[Collected data entries]
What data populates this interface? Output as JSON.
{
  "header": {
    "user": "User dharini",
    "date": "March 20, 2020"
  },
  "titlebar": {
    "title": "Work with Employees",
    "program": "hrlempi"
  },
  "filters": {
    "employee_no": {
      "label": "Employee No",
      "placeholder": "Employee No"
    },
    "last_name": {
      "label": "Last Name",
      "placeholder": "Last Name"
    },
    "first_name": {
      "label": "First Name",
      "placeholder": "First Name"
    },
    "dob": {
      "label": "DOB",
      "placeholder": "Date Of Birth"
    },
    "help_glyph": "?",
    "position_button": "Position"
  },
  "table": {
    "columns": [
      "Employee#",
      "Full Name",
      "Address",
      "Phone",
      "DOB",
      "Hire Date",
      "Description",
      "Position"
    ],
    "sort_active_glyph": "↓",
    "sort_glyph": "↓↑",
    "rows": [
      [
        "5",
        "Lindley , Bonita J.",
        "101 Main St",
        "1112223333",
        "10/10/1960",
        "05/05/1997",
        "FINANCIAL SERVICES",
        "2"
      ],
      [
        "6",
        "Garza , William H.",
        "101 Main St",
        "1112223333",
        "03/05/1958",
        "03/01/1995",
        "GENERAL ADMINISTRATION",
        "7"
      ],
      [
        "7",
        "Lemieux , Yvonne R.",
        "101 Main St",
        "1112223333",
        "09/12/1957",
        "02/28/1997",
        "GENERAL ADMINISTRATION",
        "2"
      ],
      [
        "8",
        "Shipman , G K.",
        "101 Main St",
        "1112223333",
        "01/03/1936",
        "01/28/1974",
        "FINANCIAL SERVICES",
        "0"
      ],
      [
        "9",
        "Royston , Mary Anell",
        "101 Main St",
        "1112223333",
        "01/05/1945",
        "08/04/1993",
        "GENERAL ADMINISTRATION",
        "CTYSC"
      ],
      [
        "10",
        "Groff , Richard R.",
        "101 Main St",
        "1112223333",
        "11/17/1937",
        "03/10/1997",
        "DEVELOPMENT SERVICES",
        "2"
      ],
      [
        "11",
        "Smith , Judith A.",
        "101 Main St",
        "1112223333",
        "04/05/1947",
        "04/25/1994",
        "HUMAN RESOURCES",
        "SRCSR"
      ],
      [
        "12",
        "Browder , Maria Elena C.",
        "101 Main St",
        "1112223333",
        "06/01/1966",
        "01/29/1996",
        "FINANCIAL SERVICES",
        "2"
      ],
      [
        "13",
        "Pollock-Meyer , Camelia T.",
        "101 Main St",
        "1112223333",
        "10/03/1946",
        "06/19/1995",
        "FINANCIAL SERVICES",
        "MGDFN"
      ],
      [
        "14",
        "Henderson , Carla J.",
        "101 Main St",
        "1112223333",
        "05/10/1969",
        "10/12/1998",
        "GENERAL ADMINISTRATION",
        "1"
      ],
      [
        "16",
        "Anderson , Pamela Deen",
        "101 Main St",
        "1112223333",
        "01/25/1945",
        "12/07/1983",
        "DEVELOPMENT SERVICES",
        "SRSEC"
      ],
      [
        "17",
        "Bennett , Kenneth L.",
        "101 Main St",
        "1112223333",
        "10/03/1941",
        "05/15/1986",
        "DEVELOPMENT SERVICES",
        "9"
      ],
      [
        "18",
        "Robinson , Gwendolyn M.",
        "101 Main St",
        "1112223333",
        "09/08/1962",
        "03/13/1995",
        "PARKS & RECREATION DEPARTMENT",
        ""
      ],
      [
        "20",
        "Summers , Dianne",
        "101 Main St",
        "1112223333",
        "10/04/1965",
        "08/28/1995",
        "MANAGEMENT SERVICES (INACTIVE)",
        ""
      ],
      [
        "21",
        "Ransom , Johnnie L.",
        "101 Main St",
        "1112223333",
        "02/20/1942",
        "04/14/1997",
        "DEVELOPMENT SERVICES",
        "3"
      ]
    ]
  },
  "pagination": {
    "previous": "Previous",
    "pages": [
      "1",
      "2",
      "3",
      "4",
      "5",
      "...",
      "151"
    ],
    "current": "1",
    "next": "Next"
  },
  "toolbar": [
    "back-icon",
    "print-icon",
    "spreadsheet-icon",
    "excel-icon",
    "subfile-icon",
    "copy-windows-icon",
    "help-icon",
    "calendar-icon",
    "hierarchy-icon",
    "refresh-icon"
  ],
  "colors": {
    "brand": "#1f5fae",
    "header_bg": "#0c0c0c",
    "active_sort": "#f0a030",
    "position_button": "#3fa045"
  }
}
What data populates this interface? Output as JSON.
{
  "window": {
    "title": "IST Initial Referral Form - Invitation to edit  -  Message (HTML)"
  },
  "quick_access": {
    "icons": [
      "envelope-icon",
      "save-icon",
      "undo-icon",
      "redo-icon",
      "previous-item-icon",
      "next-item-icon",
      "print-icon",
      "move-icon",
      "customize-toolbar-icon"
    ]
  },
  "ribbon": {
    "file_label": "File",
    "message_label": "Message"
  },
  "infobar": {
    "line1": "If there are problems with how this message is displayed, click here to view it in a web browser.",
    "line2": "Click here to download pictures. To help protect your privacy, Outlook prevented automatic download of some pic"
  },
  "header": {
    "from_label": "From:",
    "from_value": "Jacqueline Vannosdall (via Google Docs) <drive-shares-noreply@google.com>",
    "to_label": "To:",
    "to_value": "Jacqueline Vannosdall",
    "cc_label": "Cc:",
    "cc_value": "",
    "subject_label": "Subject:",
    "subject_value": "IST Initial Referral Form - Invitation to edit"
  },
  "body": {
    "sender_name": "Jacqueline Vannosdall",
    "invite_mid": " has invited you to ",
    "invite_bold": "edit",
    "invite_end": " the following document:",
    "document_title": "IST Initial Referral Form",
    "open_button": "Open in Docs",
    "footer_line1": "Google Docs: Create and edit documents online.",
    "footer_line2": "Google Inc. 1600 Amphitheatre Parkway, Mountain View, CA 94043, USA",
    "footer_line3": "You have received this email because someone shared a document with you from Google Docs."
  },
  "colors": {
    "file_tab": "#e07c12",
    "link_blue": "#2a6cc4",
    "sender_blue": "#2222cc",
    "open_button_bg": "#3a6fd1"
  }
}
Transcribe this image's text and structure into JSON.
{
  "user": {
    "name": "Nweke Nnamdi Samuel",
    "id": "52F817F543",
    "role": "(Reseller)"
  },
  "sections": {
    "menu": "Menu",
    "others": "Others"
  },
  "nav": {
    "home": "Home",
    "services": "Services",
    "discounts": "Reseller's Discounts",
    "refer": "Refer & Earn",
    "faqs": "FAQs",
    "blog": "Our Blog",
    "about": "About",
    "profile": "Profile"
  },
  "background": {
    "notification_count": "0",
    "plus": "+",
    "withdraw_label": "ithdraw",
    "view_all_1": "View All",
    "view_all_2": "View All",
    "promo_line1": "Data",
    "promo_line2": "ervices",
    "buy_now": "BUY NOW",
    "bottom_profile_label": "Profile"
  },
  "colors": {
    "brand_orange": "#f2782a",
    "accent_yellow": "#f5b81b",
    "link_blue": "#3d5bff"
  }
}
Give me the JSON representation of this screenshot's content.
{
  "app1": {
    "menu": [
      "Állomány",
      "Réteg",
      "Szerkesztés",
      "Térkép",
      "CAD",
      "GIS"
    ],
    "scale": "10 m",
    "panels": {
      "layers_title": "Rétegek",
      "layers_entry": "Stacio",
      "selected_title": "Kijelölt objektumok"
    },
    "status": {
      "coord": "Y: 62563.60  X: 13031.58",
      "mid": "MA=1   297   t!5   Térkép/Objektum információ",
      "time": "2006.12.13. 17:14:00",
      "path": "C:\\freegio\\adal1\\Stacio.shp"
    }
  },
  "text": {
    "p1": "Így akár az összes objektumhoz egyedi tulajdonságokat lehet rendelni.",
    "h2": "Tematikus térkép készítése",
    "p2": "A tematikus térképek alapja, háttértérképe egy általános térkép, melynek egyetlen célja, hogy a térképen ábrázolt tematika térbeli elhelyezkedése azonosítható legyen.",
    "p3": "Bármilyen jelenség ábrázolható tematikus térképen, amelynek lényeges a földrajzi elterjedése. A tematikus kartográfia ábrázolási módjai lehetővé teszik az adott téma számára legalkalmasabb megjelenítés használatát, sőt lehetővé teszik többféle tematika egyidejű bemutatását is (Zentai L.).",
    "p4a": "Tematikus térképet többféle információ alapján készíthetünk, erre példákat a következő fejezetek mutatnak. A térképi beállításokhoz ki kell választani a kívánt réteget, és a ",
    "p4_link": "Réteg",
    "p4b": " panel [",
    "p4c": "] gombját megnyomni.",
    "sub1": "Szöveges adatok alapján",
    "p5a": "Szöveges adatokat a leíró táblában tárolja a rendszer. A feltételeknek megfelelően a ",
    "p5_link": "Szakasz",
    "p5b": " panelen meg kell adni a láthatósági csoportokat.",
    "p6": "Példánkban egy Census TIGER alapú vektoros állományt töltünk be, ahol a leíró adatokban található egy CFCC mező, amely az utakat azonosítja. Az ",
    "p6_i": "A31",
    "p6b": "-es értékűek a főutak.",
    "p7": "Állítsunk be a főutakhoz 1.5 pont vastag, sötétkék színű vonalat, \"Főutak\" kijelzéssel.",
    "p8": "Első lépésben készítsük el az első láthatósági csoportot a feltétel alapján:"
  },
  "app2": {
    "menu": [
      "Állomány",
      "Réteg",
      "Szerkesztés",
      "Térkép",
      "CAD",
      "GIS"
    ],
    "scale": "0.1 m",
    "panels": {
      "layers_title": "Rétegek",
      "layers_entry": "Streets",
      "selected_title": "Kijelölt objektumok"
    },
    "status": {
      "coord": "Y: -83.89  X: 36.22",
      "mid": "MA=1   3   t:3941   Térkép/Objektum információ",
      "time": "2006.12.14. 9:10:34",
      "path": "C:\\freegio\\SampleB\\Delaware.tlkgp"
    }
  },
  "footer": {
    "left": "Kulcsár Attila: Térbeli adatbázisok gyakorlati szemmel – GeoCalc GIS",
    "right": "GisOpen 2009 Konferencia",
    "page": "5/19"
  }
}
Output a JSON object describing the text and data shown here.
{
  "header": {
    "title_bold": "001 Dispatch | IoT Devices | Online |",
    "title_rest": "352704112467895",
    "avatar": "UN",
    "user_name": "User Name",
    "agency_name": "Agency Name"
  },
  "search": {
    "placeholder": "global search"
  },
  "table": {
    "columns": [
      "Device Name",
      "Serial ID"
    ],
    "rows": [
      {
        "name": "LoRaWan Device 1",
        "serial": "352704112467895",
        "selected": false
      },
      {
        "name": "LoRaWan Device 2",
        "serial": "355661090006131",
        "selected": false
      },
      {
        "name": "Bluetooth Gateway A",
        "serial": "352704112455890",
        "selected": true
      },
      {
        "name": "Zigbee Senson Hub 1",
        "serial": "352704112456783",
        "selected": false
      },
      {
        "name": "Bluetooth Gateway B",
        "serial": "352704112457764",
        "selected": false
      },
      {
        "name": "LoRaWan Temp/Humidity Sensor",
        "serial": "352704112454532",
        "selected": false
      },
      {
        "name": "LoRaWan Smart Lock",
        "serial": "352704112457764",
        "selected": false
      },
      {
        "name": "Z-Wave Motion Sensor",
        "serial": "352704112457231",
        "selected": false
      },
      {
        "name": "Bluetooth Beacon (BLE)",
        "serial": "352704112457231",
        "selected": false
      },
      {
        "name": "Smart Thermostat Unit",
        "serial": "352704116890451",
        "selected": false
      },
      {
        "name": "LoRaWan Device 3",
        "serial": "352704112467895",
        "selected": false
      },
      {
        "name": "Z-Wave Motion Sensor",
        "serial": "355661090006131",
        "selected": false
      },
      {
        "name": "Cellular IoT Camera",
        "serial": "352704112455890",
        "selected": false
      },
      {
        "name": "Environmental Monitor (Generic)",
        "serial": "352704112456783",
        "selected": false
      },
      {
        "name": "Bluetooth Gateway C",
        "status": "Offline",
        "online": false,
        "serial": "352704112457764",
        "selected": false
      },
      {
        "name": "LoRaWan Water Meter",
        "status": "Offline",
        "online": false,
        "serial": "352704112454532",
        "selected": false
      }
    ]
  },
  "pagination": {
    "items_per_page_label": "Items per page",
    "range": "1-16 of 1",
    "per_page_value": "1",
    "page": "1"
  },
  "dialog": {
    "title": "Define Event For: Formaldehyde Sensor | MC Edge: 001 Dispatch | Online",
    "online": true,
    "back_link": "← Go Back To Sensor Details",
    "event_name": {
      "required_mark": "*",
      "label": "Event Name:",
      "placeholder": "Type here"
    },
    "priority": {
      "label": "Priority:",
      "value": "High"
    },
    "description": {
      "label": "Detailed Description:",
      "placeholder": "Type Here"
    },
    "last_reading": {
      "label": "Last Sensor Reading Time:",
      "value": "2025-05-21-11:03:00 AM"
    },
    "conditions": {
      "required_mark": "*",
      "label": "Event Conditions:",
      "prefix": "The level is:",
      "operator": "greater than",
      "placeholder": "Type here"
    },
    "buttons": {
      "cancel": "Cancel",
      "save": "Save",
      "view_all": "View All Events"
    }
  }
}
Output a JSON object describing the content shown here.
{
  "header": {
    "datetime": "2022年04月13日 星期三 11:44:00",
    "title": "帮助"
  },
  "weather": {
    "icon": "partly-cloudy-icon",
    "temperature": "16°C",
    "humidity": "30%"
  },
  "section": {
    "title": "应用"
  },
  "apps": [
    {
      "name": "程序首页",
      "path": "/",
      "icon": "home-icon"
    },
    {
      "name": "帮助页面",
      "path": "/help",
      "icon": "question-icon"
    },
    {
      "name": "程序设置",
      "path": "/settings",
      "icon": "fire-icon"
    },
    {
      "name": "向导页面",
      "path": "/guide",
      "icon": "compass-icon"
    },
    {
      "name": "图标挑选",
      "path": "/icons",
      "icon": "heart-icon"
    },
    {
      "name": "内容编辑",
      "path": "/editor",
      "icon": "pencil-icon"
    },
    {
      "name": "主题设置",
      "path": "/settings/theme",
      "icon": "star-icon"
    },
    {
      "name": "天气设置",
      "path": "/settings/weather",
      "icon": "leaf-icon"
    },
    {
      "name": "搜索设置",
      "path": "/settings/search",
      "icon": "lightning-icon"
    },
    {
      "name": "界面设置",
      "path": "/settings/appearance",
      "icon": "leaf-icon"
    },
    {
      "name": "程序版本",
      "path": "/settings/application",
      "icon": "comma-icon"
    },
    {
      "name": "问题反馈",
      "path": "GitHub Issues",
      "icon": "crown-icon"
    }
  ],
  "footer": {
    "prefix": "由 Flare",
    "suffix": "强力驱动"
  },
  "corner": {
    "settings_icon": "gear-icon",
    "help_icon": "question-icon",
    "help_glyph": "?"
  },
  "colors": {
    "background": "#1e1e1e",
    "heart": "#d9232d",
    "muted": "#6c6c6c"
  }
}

Work to do » Gather each line from the entries above that includes the word "freegio".

Reply to the task »
      "path": "C:\\freegio\\adal1\\Stacio.shp"
      "path": "C:\\freegio\\SampleB\\Delaware.tlkgp"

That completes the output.